■ Set problem
Write the data out again exactly, with no pictures.

═══ Provided data ═══

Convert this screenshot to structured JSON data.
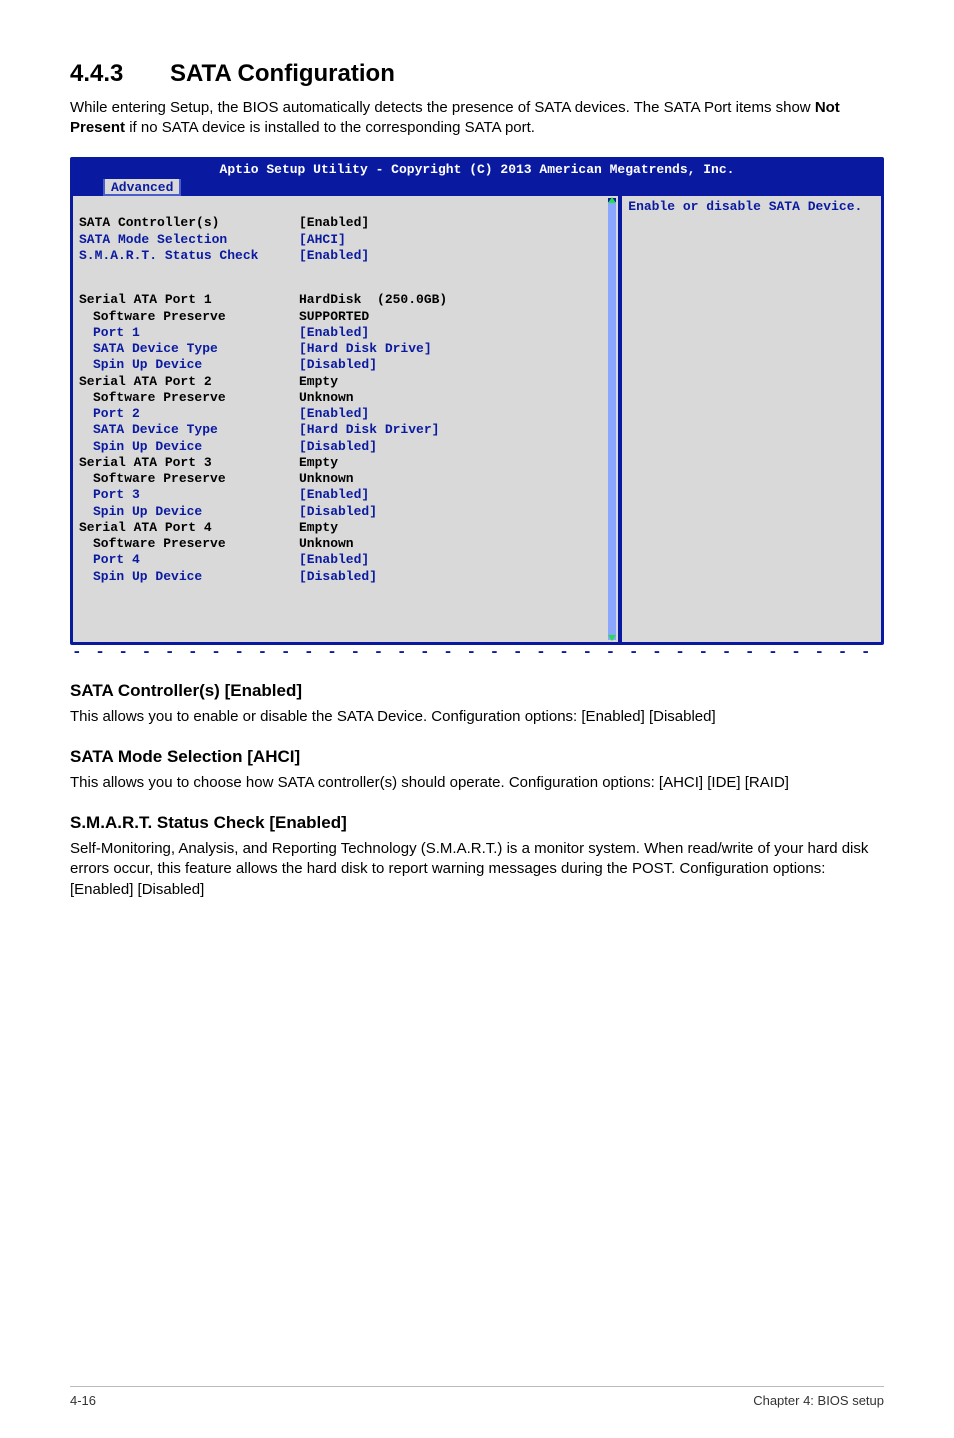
{
  "section": {
    "number": "4.4.3",
    "title": "SATA Configuration"
  },
  "intro": {
    "pre": "While entering Setup, the BIOS automatically detects the presence of SATA devices. The SATA Port items show ",
    "bold": "Not Present",
    "post": " if no SATA device is installed to the corresponding SATA port."
  },
  "bios": {
    "header": "Aptio Setup Utility - Copyright (C) 2013 American Megatrends, Inc.",
    "tab": "Advanced",
    "help": "Enable or disable SATA Device.",
    "top_items": [
      {
        "label": "SATA Controller(s)",
        "value": "[Enabled]",
        "hl": true
      },
      {
        "label": "SATA Mode Selection",
        "value": "[AHCI]",
        "hl": false
      },
      {
        "label": "S.M.A.R.T. Status Check",
        "value": "[Enabled]",
        "hl": false
      }
    ],
    "ports": [
      {
        "header": "Serial ATA Port 1",
        "header_value": "HardDisk  (250.0GB)",
        "rows": [
          {
            "label": "Software Preserve",
            "value": "SUPPORTED",
            "blue": false
          },
          {
            "label": "Port 1",
            "value": "[Enabled]",
            "blue": true
          },
          {
            "label": "SATA Device Type",
            "value": "[Hard Disk Drive]",
            "blue": true
          },
          {
            "label": "Spin Up Device",
            "value": "[Disabled]",
            "blue": true
          }
        ]
      },
      {
        "header": "Serial ATA Port 2",
        "header_value": "Empty",
        "rows": [
          {
            "label": "Software Preserve",
            "value": "Unknown",
            "blue": false
          },
          {
            "label": "Port 2",
            "value": "[Enabled]",
            "blue": true
          },
          {
            "label": "SATA Device Type",
            "value": "[Hard Disk Driver]",
            "blue": true
          },
          {
            "label": "Spin Up Device",
            "value": "[Disabled]",
            "blue": true
          }
        ]
      },
      {
        "header": "Serial ATA Port 3",
        "header_value": "Empty",
        "rows": [
          {
            "label": "Software Preserve",
            "value": "Unknown",
            "blue": false
          },
          {
            "label": "Port 3",
            "value": "[Enabled]",
            "blue": true
          },
          {
            "label": "Spin Up Device",
            "value": "[Disabled]",
            "blue": true
          }
        ]
      },
      {
        "header": "Serial ATA Port 4",
        "header_value": "Empty",
        "rows": [
          {
            "label": "Software Preserve",
            "value": "Unknown",
            "blue": false
          },
          {
            "label": "Port 4",
            "value": "[Enabled]",
            "blue": true
          },
          {
            "label": "Spin Up Device",
            "value": "[Disabled]",
            "blue": true
          }
        ]
      }
    ]
  },
  "subsections": [
    {
      "title": "SATA Controller(s) [Enabled]",
      "desc": "This allows you to enable or disable the SATA Device. Configuration options: [Enabled] [Disabled]"
    },
    {
      "title": "SATA Mode Selection [AHCI]",
      "desc": "This allows you to choose how SATA controller(s) should operate. Configuration options: [AHCI] [IDE] [RAID]"
    },
    {
      "title": "S.M.A.R.T. Status Check [Enabled]",
      "desc": "Self-Monitoring, Analysis, and Reporting Technology (S.M.A.R.T.) is a monitor system. When read/write of your hard disk errors occur, this feature allows the hard disk to report warning messages during the POST. Configuration options: [Enabled] [Disabled]"
    }
  ],
  "footer": {
    "left": "4-16",
    "right": "Chapter 4: BIOS setup"
  },
  "dashes": "- - - - - - - - - - - - - - - - - - - - - - - - - - - - - - - - - - - - - - - - - - - - - - - - - - - -"
}
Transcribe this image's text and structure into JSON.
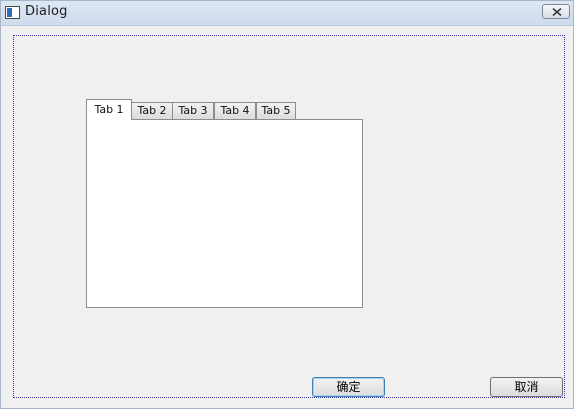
{
  "window": {
    "title": "Dialog"
  },
  "tabs": [
    {
      "label": "Tab 1",
      "active": true
    },
    {
      "label": "Tab 2",
      "active": false
    },
    {
      "label": "Tab 3",
      "active": false
    },
    {
      "label": "Tab 4",
      "active": false
    },
    {
      "label": "Tab 5",
      "active": false
    }
  ],
  "buttons": {
    "ok_label": "确定",
    "cancel_label": "取消"
  },
  "icons": {
    "app": "window-app-icon",
    "close": "close-icon"
  }
}
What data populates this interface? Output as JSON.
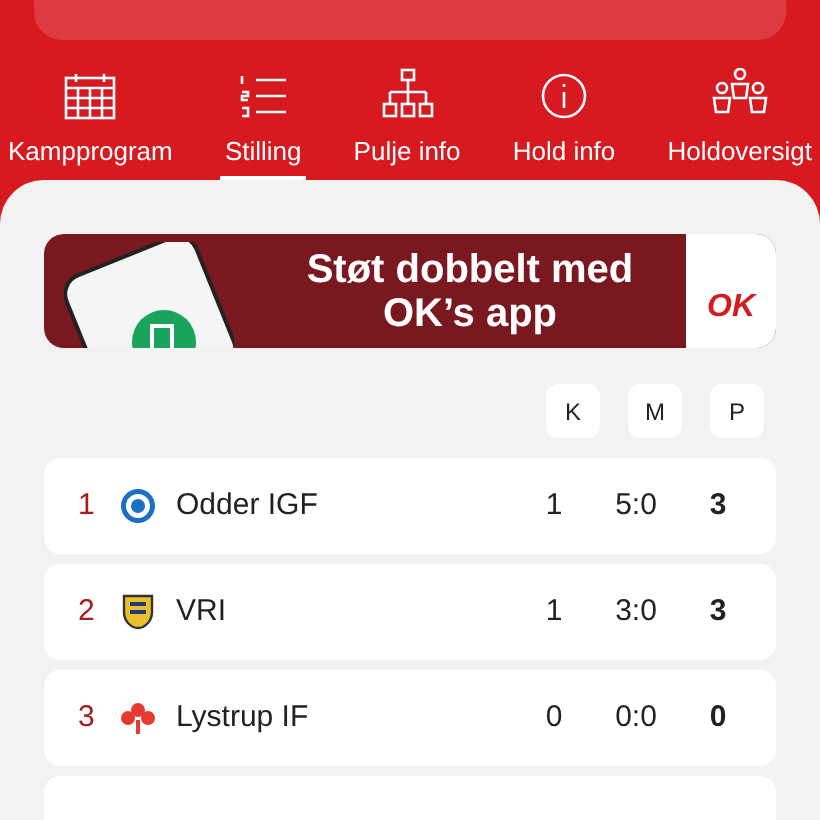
{
  "tabs": [
    {
      "kind": "calendar",
      "label": "Kampprogram",
      "selected": false
    },
    {
      "kind": "list",
      "label": "Stilling",
      "selected": true
    },
    {
      "kind": "tree",
      "label": "Pulje info",
      "selected": false
    },
    {
      "kind": "info",
      "label": "Hold info",
      "selected": false
    },
    {
      "kind": "people",
      "label": "Holdoversigt",
      "selected": false
    }
  ],
  "banner": {
    "headline": "Støt dobbelt med OK’s app",
    "logo": "OK"
  },
  "table": {
    "columns": [
      "K",
      "M",
      "P"
    ],
    "rows": [
      {
        "rank": "1",
        "team": "Odder IGF",
        "kind": "ball",
        "k": "1",
        "m": "5:0",
        "p": "3"
      },
      {
        "rank": "2",
        "team": "VRI",
        "kind": "shield",
        "k": "1",
        "m": "3:0",
        "p": "3"
      },
      {
        "rank": "3",
        "team": "Lystrup IF",
        "kind": "clover",
        "k": "0",
        "m": "0:0",
        "p": "0"
      }
    ]
  }
}
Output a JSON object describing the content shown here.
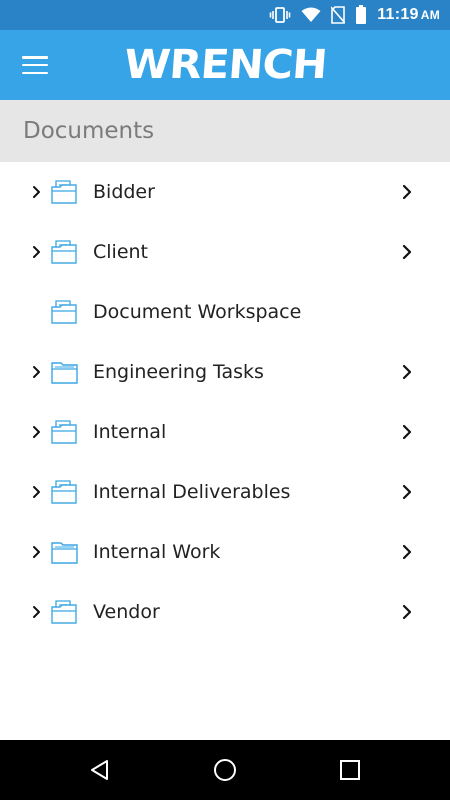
{
  "status_bar": {
    "time": "11:19",
    "ampm": "AM",
    "icons": [
      "vibrate-icon",
      "wifi-icon",
      "no-sim-icon",
      "battery-icon"
    ]
  },
  "app_bar": {
    "menu_icon": "hamburger-menu-icon",
    "logo_text": "WRENCH"
  },
  "section": {
    "title": "Documents"
  },
  "documents": [
    {
      "label": "Bidder",
      "icon": "document-folder-icon",
      "expandable": true
    },
    {
      "label": "Client",
      "icon": "document-folder-icon",
      "expandable": true
    },
    {
      "label": "Document Workspace",
      "icon": "document-folder-icon",
      "expandable": false
    },
    {
      "label": "Engineering Tasks",
      "icon": "open-folder-icon",
      "expandable": true
    },
    {
      "label": "Internal",
      "icon": "document-folder-icon",
      "expandable": true
    },
    {
      "label": "Internal Deliverables",
      "icon": "document-folder-icon",
      "expandable": true
    },
    {
      "label": "Internal Work",
      "icon": "open-folder-icon",
      "expandable": true
    },
    {
      "label": "Vendor",
      "icon": "document-folder-icon",
      "expandable": true
    }
  ],
  "nav_bar": {
    "buttons": [
      "back-icon",
      "home-icon",
      "recents-icon"
    ]
  },
  "colors": {
    "status_bar": "#2a83c7",
    "app_bar": "#36a4e6",
    "section_header": "#e6e6e6",
    "folder_icon": "#3aa6e3",
    "nav_bar": "#000000"
  }
}
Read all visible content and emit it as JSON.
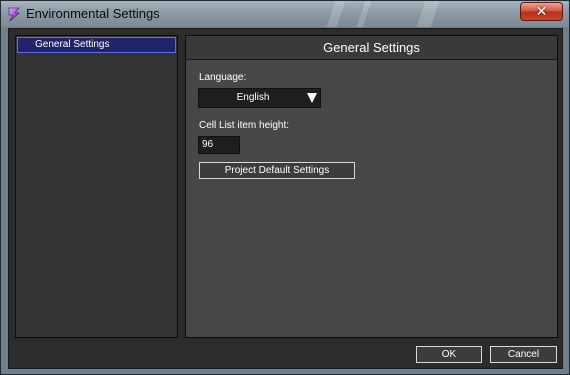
{
  "window": {
    "title": "Environmental Settings",
    "close_symbol": "✕",
    "app_icon": "app-logo-icon"
  },
  "sidebar": {
    "items": [
      {
        "label": "General Settings",
        "selected": true
      }
    ]
  },
  "panel": {
    "title": "General Settings",
    "language_label": "Language:",
    "language_value": "English",
    "cell_height_label": "Cell List item height:",
    "cell_height_value": "96",
    "project_defaults_label": "Project Default Settings"
  },
  "footer": {
    "ok_label": "OK",
    "cancel_label": "Cancel"
  },
  "colors": {
    "selection_bg": "#23236b",
    "selection_border": "#5a73e0",
    "close_button": "#c9452e"
  }
}
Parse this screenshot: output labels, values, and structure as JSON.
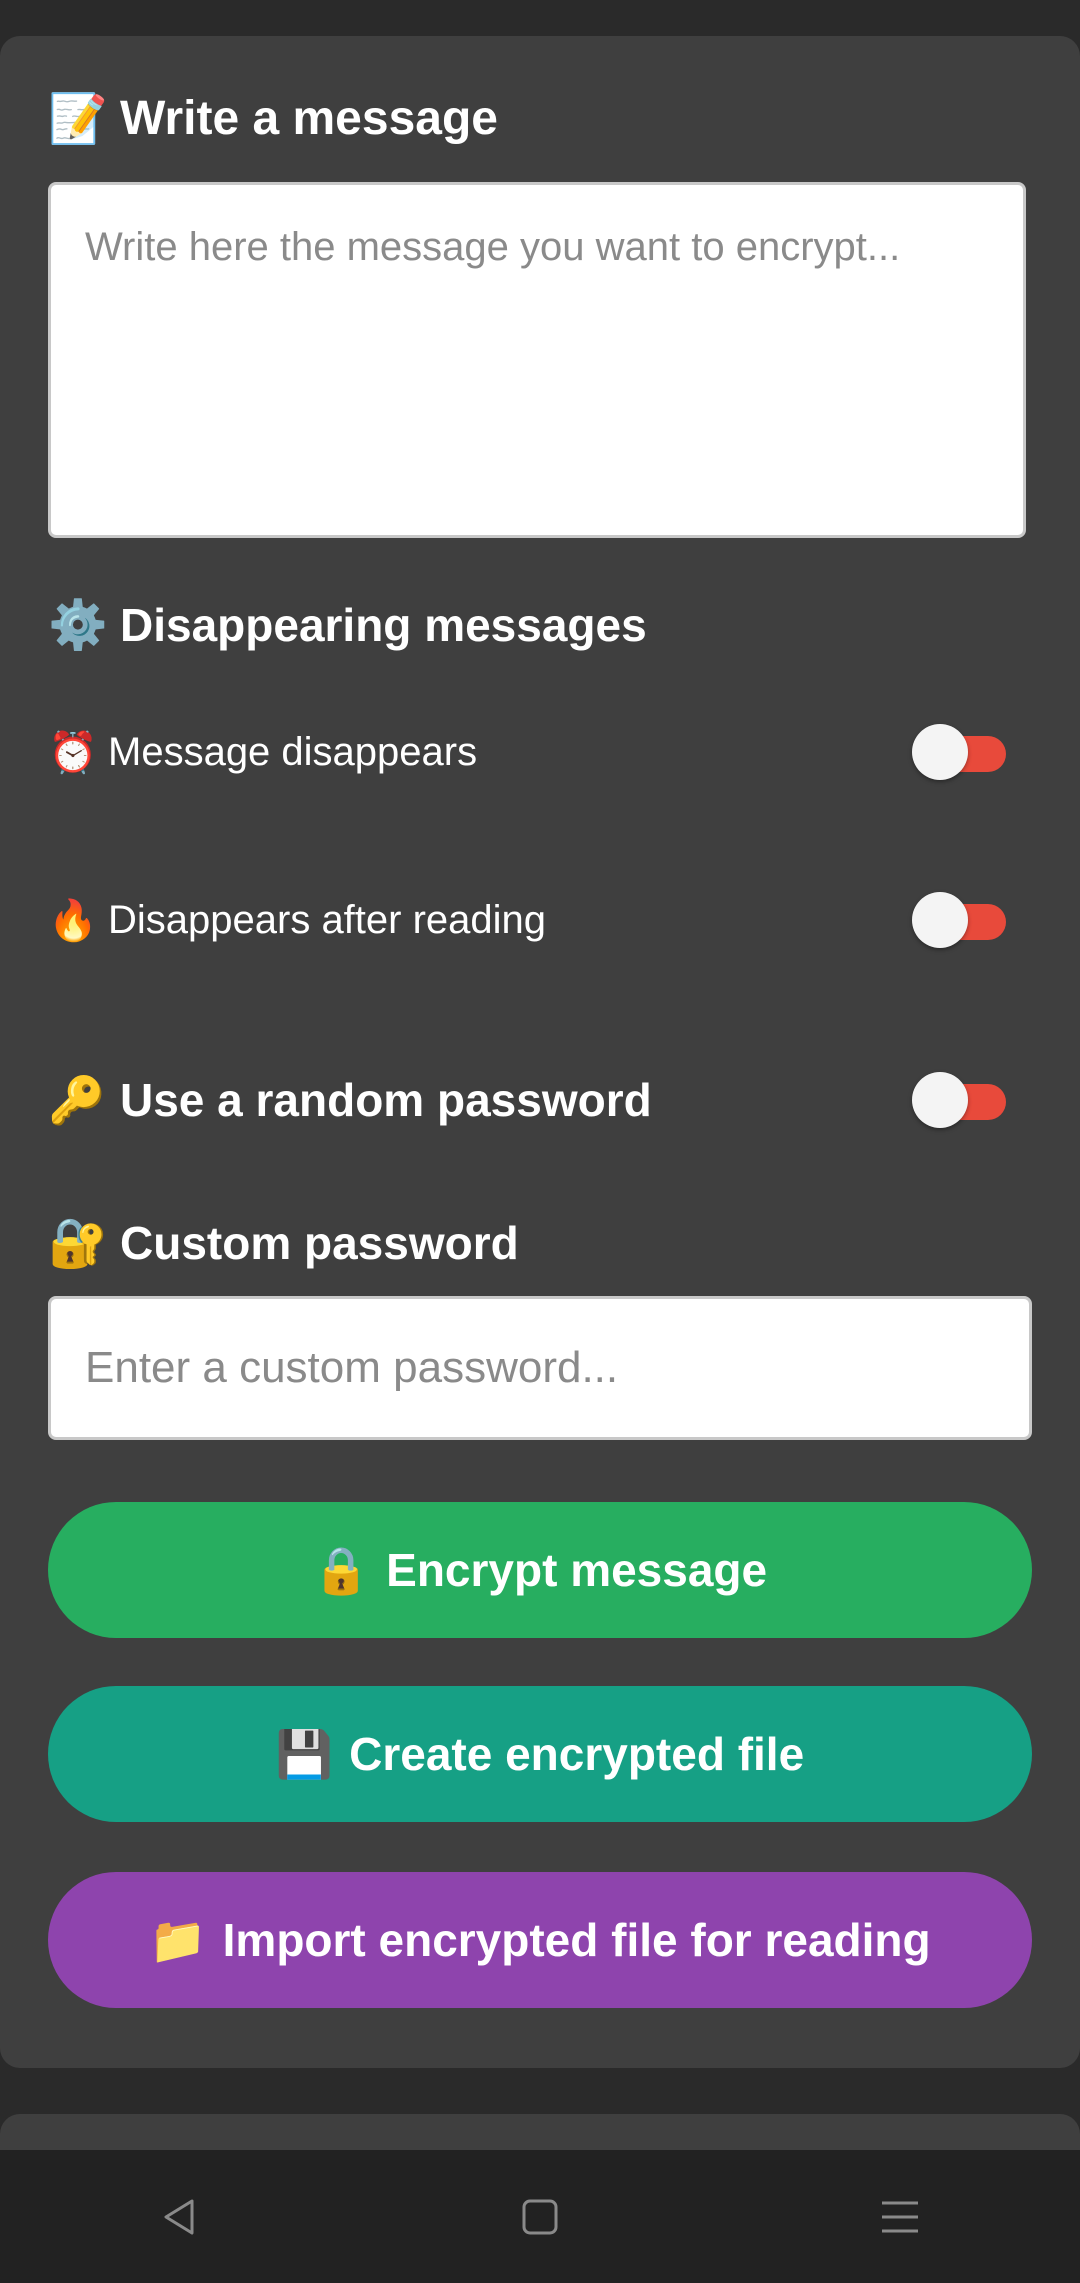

═══

■ Complete answer
Convert this screenshot to structured JSON data.
{
  "section": {
    "number": "4.4.3",
    "title": "SATA Configuration"
  },
  "intro": {
    "pre": "While entering Setup, the BIOS automatically detects the presence of SATA devices. The SATA Port items show ",
    "bold": "Not Present",
    "post": " if no SATA device is installed to the corresponding SATA port."
  },
  "bios": {
    "header": "Aptio Setup Utility - Copyright (C) 2013 American Megatrends, Inc.",
    "tab": "Advanced",
    "help": "Enable or disable SATA Device.",
    "top_items": [
      {
        "label": "SATA Controller(s)",
        "value": "[Enabled]",
        "hl": true
      },
      {
        "label": "SATA Mode Selection",
        "value": "[AHCI]",
        "hl": false
      },
      {
        "label": "S.M.A.R.T. Status Check",
        "value": "[Enabled]",
        "hl": false
      }
    ],
    "ports": [
      {
        "header": "Serial ATA Port 1",
        "header_value": "HardDisk  (250.0GB)",
        "rows": [
          {
            "label": "Software Preserve",
            "value": "SUPPORTED",
            "blue": false
          },
          {
            "label": "Port 1",
            "value": "[Enabled]",
            "blue": true
          },
          {
            "label": "SATA Device Type",
            "value": "[Hard Disk Drive]",
            "blue": true
          },
          {
            "label": "Spin Up Device",
            "value": "[Disabled]",
            "blue": true
          }
        ]
      },
      {
        "header": "Serial ATA Port 2",
        "header_value": "Empty",
        "rows": [
          {
            "label": "Software Preserve",
            "value": "Unknown",
            "blue": false
          },
          {
            "label": "Port 2",
            "value": "[Enabled]",
            "blue": true
          },
          {
            "label": "SATA Device Type",
            "value": "[Hard Disk Driver]",
            "blue": true
          },
          {
            "label": "Spin Up Device",
            "value": "[Disabled]",
            "blue": true
          }
        ]
      },
      {
        "header": "Serial ATA Port 3",
        "header_value": "Empty",
        "rows": [
          {
            "label": "Software Preserve",
            "value": "Unknown",
            "blue": false
          },
          {
            "label": "Port 3",
            "value": "[Enabled]",
            "blue": true
          },
          {
            "label": "Spin Up Device",
            "value": "[Disabled]",
            "blue": true
          }
        ]
      },
      {
        "header": "Serial ATA Port 4",
        "header_value": "Empty",
        "rows": [
          {
            "label": "Software Preserve",
            "value": "Unknown",
            "blue": false
          },
          {
            "label": "Port 4",
            "value": "[Enabled]",
            "blue": true
          },
          {
            "label": "Spin Up Device",
            "value": "[Disabled]",
            "blue": true
          }
        ]
      }
    ]
  },
  "subsections": [
    {
      "title": "SATA Controller(s) [Enabled]",
      "desc": "This allows you to enable or disable the SATA Device. Configuration options: [Enabled] [Disabled]"
    },
    {
      "title": "SATA Mode Selection [AHCI]",
      "desc": "This allows you to choose how SATA controller(s) should operate. Configuration options: [AHCI] [IDE] [RAID]"
    },
    {
      "title": "S.M.A.R.T. Status Check [Enabled]",
      "desc": "Self-Monitoring, Analysis, and Reporting Technology (S.M.A.R.T.) is a monitor system. When read/write of your hard disk errors occur, this feature allows the hard disk to report warning messages during the POST. Configuration options: [Enabled] [Disabled]"
    }
  ],
  "footer": {
    "left": "4-16",
    "right": "Chapter 4: BIOS setup"
  },
  "dashes": "- - - - - - - - - - - - - - - - - - - - - - - - - - - - - - - - - - - - - - - - - - - - - - - - - - - -"
}
Transcribe this image's text and structure into JSON.
{
  "window": {
    "title": "Dialog"
  },
  "tabs": [
    {
      "label": "Tab 1",
      "active": true
    },
    {
      "label": "Tab 2",
      "active": false
    },
    {
      "label": "Tab 3",
      "active": false
    },
    {
      "label": "Tab 4",
      "active": false
    },
    {
      "label": "Tab 5",
      "active": false
    }
  ],
  "buttons": {
    "ok_label": "确定",
    "cancel_label": "取消"
  },
  "icons": {
    "app": "window-app-icon",
    "close": "close-icon"
  }
}
What data populates this interface? Output as JSON.
{
  "tabs": [
    {
      "kind": "calendar",
      "label": "Kampprogram",
      "selected": false
    },
    {
      "kind": "list",
      "label": "Stilling",
      "selected": true
    },
    {
      "kind": "tree",
      "label": "Pulje info",
      "selected": false
    },
    {
      "kind": "info",
      "label": "Hold info",
      "selected": false
    },
    {
      "kind": "people",
      "label": "Holdoversigt",
      "selected": false
    }
  ],
  "banner": {
    "headline": "Støt dobbelt med OK’s app",
    "logo": "OK"
  },
  "table": {
    "columns": [
      "K",
      "M",
      "P"
    ],
    "rows": [
      {
        "rank": "1",
        "team": "Odder IGF",
        "kind": "ball",
        "k": "1",
        "m": "5:0",
        "p": "3"
      },
      {
        "rank": "2",
        "team": "VRI",
        "kind": "shield",
        "k": "1",
        "m": "3:0",
        "p": "3"
      },
      {
        "rank": "3",
        "team": "Lystrup IF",
        "kind": "clover",
        "k": "0",
        "m": "0:0",
        "p": "0"
      }
    ]
  }
}
Output a JSON object describing the content shown here.
{
  "status_bar": {
    "time": "11:19",
    "ampm": "AM",
    "icons": [
      "vibrate-icon",
      "wifi-icon",
      "no-sim-icon",
      "battery-icon"
    ]
  },
  "app_bar": {
    "menu_icon": "hamburger-menu-icon",
    "logo_text": "WRENCH"
  },
  "section": {
    "title": "Documents"
  },
  "documents": [
    {
      "label": "Bidder",
      "icon": "document-folder-icon",
      "expandable": true
    },
    {
      "label": "Client",
      "icon": "document-folder-icon",
      "expandable": true
    },
    {
      "label": "Document Workspace",
      "icon": "document-folder-icon",
      "expandable": false
    },
    {
      "label": "Engineering Tasks",
      "icon": "open-folder-icon",
      "expandable": true
    },
    {
      "label": "Internal",
      "icon": "document-folder-icon",
      "expandable": true
    },
    {
      "label": "Internal Deliverables",
      "icon": "document-folder-icon",
      "expandable": true
    },
    {
      "label": "Internal Work",
      "icon": "open-folder-icon",
      "expandable": true
    },
    {
      "label": "Vendor",
      "icon": "document-folder-icon",
      "expandable": true
    }
  ],
  "nav_bar": {
    "buttons": [
      "back-icon",
      "home-icon",
      "recents-icon"
    ]
  },
  "colors": {
    "status_bar": "#2a83c7",
    "app_bar": "#36a4e6",
    "section_header": "#e6e6e6",
    "folder_icon": "#3aa6e3",
    "nav_bar": "#000000"
  }
}
Read all visible content and emit it as JSON.
{
  "window": {
    "title": "Environmental Settings",
    "close_symbol": "✕",
    "app_icon": "app-logo-icon"
  },
  "sidebar": {
    "items": [
      {
        "label": "General Settings",
        "selected": true
      }
    ]
  },
  "panel": {
    "title": "General Settings",
    "language_label": "Language:",
    "language_value": "English",
    "cell_height_label": "Cell List item height:",
    "cell_height_value": "96",
    "project_defaults_label": "Project Default Settings"
  },
  "footer": {
    "ok_label": "OK",
    "cancel_label": "Cancel"
  },
  "colors": {
    "selection_bg": "#23236b",
    "selection_border": "#5a73e0",
    "close_button": "#c9452e"
  }
}
Parse this screenshot: output labels, values, and structure as JSON.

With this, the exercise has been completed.